[Entries from a dataset]
◇ ◇ ◇ ◇

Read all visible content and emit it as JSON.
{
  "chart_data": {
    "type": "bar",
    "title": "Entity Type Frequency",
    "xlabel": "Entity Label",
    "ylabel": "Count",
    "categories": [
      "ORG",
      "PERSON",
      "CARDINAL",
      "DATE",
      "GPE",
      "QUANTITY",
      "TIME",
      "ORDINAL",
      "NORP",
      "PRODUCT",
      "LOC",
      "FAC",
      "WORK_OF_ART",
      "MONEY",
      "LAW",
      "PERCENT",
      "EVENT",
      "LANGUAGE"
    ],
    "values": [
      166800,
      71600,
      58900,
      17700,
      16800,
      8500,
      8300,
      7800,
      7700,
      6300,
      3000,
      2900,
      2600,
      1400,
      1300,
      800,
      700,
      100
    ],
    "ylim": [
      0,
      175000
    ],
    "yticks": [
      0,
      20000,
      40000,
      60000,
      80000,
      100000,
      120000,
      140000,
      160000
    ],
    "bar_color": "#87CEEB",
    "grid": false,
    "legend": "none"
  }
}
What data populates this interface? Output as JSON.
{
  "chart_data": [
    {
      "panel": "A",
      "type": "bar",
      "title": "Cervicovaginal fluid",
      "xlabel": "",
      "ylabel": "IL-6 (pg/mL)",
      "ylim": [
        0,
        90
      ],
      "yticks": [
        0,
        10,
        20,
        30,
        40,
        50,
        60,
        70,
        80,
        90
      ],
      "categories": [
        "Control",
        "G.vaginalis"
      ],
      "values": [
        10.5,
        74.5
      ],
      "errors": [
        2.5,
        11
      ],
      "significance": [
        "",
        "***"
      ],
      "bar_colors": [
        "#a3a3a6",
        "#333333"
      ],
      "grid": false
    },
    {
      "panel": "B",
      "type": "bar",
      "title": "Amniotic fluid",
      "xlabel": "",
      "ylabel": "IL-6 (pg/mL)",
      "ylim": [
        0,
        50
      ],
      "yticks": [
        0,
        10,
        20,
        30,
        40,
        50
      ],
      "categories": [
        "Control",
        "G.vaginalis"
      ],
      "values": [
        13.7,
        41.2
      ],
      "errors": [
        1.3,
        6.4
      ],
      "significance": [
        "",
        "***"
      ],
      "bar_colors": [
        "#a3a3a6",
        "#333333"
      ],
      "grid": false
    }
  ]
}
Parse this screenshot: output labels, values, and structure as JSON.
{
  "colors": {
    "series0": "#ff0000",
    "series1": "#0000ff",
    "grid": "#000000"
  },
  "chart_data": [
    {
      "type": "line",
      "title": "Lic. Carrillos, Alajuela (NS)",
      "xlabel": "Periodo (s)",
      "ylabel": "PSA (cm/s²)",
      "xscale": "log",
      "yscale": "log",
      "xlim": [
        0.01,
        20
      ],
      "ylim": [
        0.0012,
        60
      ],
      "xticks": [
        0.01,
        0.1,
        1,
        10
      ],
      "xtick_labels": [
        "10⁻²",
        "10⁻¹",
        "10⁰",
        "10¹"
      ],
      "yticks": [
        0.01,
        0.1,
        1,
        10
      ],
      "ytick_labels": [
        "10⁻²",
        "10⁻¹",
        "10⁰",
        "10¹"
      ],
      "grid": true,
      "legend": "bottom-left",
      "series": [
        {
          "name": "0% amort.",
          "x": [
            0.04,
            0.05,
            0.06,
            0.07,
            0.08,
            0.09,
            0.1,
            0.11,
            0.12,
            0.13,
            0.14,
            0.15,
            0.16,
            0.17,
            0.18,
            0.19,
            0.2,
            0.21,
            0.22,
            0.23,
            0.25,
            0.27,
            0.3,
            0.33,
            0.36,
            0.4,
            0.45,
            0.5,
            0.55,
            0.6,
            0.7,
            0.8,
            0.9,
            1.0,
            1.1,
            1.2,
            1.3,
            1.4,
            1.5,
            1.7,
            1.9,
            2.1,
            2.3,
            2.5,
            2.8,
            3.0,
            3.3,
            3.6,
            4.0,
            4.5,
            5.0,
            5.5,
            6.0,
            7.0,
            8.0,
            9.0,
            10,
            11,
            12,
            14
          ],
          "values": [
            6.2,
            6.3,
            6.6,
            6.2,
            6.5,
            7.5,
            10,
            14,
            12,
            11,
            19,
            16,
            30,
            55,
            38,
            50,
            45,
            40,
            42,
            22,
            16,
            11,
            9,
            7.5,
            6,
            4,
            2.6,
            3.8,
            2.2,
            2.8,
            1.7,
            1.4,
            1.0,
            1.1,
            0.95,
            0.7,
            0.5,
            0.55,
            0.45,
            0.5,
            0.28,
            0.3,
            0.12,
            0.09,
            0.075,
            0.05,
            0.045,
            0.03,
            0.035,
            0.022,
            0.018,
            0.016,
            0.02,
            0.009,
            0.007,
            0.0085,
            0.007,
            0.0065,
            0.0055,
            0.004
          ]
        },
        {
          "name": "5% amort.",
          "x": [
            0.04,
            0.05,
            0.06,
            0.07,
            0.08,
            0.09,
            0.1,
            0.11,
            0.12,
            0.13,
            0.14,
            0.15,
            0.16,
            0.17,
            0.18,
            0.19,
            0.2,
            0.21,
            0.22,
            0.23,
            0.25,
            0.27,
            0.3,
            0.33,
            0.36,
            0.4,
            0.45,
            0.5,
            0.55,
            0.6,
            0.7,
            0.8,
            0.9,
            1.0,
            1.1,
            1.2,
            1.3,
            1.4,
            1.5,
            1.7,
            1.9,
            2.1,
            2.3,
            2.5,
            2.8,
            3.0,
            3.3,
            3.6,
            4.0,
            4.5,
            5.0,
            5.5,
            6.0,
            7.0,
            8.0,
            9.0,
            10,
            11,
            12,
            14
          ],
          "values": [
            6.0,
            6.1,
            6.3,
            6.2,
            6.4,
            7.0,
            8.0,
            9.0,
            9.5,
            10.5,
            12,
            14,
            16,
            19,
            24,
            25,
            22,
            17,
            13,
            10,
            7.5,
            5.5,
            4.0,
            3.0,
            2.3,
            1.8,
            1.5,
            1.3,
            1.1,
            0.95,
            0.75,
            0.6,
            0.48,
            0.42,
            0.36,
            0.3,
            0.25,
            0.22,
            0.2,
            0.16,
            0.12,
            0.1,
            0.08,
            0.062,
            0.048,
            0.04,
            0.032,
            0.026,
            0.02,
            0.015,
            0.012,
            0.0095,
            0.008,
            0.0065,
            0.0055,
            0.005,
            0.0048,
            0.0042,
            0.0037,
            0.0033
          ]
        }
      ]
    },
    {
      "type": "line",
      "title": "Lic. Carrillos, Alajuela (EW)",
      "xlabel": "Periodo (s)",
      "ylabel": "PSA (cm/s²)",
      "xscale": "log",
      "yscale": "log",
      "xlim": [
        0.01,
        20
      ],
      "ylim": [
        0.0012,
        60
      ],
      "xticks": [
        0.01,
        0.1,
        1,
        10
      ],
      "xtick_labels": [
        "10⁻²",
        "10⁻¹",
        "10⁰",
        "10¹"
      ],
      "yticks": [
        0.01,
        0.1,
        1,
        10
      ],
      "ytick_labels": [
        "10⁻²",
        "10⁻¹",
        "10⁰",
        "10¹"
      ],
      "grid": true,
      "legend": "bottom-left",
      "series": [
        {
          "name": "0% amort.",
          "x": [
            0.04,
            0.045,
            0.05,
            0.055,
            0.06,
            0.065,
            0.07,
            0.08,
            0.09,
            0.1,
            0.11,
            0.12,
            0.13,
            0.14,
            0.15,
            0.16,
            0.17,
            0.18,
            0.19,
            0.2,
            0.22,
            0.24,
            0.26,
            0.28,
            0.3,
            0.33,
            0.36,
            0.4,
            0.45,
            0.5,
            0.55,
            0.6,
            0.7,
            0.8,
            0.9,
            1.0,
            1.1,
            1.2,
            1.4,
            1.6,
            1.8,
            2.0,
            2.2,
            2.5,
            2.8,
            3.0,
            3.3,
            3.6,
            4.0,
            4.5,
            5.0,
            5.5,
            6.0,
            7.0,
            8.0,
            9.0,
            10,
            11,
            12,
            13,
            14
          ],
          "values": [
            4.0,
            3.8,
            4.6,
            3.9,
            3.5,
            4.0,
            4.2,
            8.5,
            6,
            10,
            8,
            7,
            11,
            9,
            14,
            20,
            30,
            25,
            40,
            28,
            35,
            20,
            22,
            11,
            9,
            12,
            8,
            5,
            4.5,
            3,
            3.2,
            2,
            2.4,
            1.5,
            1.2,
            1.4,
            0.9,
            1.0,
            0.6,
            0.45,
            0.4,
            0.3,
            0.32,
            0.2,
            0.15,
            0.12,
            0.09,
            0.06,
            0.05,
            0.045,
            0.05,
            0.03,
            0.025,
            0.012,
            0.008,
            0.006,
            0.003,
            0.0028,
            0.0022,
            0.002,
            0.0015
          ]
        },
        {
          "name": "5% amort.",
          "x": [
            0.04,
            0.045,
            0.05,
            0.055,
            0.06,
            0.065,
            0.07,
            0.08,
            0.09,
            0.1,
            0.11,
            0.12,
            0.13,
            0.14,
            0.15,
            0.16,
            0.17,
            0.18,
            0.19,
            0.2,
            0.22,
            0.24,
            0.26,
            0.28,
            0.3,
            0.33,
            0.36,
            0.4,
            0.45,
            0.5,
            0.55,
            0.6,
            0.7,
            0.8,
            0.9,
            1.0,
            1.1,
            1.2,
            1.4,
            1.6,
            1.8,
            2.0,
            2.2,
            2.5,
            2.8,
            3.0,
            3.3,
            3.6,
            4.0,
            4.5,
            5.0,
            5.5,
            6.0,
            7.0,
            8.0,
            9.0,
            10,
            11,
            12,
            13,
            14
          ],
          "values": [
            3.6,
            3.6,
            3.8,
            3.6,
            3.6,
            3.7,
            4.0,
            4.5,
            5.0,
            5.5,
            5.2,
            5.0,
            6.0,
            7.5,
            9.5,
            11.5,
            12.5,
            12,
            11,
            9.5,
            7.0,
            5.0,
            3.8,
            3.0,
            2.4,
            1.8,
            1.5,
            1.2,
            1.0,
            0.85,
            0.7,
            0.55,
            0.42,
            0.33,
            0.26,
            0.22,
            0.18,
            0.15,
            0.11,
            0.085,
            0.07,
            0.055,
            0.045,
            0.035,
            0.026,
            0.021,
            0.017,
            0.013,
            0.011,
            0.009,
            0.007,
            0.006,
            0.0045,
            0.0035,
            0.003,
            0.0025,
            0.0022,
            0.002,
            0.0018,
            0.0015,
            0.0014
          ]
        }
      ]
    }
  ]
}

◇ ◇ ◇ ◇

[AIM OF THE TASK]: Copy every line of the records above that contains "Alajuela".

[THE ANSWER]:
      "title": "Lic. Carrillos, Alajuela (NS)",
      "title": "Lic. Carrillos, Alajuela (EW)",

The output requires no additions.